_Task brief_
Can the data below be set down again exactly, line for line?

_Exercise data_
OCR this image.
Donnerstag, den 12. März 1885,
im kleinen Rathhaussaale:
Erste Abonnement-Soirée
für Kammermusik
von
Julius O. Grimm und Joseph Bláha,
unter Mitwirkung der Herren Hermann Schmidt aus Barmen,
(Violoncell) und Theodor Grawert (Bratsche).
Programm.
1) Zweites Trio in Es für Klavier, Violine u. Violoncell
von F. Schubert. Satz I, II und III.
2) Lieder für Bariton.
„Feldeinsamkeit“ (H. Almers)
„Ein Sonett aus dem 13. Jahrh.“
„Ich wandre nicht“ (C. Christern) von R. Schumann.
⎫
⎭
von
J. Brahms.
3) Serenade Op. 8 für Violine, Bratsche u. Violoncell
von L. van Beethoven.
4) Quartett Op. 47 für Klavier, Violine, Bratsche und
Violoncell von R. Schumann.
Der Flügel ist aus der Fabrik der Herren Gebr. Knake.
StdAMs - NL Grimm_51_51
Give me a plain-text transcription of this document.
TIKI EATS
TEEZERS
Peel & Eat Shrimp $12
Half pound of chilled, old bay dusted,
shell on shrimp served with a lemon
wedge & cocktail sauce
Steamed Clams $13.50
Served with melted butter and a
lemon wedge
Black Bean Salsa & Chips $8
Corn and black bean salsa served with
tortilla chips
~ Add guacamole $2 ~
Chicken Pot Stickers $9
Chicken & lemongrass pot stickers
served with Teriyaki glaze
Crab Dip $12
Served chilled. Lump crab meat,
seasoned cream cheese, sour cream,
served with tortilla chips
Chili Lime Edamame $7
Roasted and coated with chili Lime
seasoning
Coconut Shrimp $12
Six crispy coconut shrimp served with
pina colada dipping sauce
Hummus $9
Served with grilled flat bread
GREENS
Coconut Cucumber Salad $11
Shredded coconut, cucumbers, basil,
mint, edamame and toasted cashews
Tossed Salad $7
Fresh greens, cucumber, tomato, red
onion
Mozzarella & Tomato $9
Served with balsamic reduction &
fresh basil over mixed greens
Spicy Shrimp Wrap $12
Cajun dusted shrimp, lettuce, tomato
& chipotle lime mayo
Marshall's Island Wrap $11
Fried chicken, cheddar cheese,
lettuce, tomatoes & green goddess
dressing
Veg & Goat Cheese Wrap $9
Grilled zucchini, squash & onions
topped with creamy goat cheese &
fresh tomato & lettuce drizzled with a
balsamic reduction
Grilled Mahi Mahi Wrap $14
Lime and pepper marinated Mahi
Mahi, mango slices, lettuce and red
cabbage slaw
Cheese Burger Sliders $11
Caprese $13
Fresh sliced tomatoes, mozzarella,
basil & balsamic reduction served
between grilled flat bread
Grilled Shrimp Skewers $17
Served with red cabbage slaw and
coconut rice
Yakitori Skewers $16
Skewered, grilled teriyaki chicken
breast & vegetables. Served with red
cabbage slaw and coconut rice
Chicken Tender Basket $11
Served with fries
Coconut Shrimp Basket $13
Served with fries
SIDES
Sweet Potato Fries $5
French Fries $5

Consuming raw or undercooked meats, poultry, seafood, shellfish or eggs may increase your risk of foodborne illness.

_Completed task_
OCR this image.
Donnerstag, den 12. März 1885,
im kleinen Rathhaussaale:
Erste Abonnement-Soirée
für Kammermusik
von
Julius O. Grimm und Joseph Bláha,
unter Mitwirkung der Herren Hermann Schmidt aus Barmen,
(Violoncell) und Theodor Grawert (Bratsche).
Programm.
1) Zweites Trio in Es für Klavier, Violine u. Violoncell
von F. Schubert. Satz I, II und III.
2) Lieder für Bariton.
„Feldeinsamkeit“ (H. Almers)
„Ein Sonett aus dem 13. Jahrh.“
„Ich wandre nicht“ (C. Christern) von R. Schumann.
⎫
⎭
von
J. Brahms.
3) Serenade Op. 8 für Violine, Bratsche u. Violoncell
von L. van Beethoven.
4) Quartett Op. 47 für Klavier, Violine, Bratsche und
Violoncell von R. Schumann.
Der Flügel ist aus der Fabrik der Herren Gebr. Knake.
StdAMs - NL Grimm_51_51
Give me a plain-text transcription of this document.
TIKI EATS
TEEZERS
Peel & Eat Shrimp $12
Half pound of chilled, old bay dusted,
shell on shrimp served with a lemon
wedge & cocktail sauce
Steamed Clams $13.50
Served with melted butter and a
lemon wedge
Black Bean Salsa & Chips $8
Corn and black bean salsa served with
tortilla chips
~ Add guacamole $2 ~
Chicken Pot Stickers $9
Chicken & lemongrass pot stickers
served with Teriyaki glaze
Crab Dip $12
Served chilled. Lump crab meat,
seasoned cream cheese, sour cream,
served with tortilla chips
Chili Lime Edamame $7
Roasted and coated with chili Lime
seasoning
Coconut Shrimp $12
Six crispy coconut shrimp served with
pina colada dipping sauce
Hummus $9
Served with grilled flat bread
GREENS
Coconut Cucumber Salad $11
Shredded coconut, cucumbers, basil,
mint, edamame and toasted cashews
Tossed Salad $7
Fresh greens, cucumber, tomato, red
onion
Mozzarella & Tomato $9
Served with balsamic reduction &
fresh basil over mixed greens
Spicy Shrimp Wrap $12
Cajun dusted shrimp, lettuce, tomato
& chipotle lime mayo
Marshall's Island Wrap $11
Fried chicken, cheddar cheese,
lettuce, tomatoes & green goddess
dressing
Veg & Goat Cheese Wrap $9
Grilled zucchini, squash & onions
topped with creamy goat cheese &
fresh tomato & lettuce drizzled with a
balsamic reduction
Grilled Mahi Mahi Wrap $14
Lime and pepper marinated Mahi
Mahi, mango slices, lettuce and red
cabbage slaw
Cheese Burger Sliders $11
Caprese $13
Fresh sliced tomatoes, mozzarella,
basil & balsamic reduction served
between grilled flat bread
Grilled Shrimp Skewers $17
Served with red cabbage slaw and
coconut rice
Yakitori Skewers $16
Skewered, grilled teriyaki chicken
breast & vegetables. Served with red
cabbage slaw and coconut rice
Chicken Tender Basket $11
Served with fries
Coconut Shrimp Basket $13
Served with fries
SIDES
Sweet Potato Fries $5
French Fries $5

Consuming raw or undercooked meats, poultry, seafood, shellfish or eggs may increase your risk of foodborne illness.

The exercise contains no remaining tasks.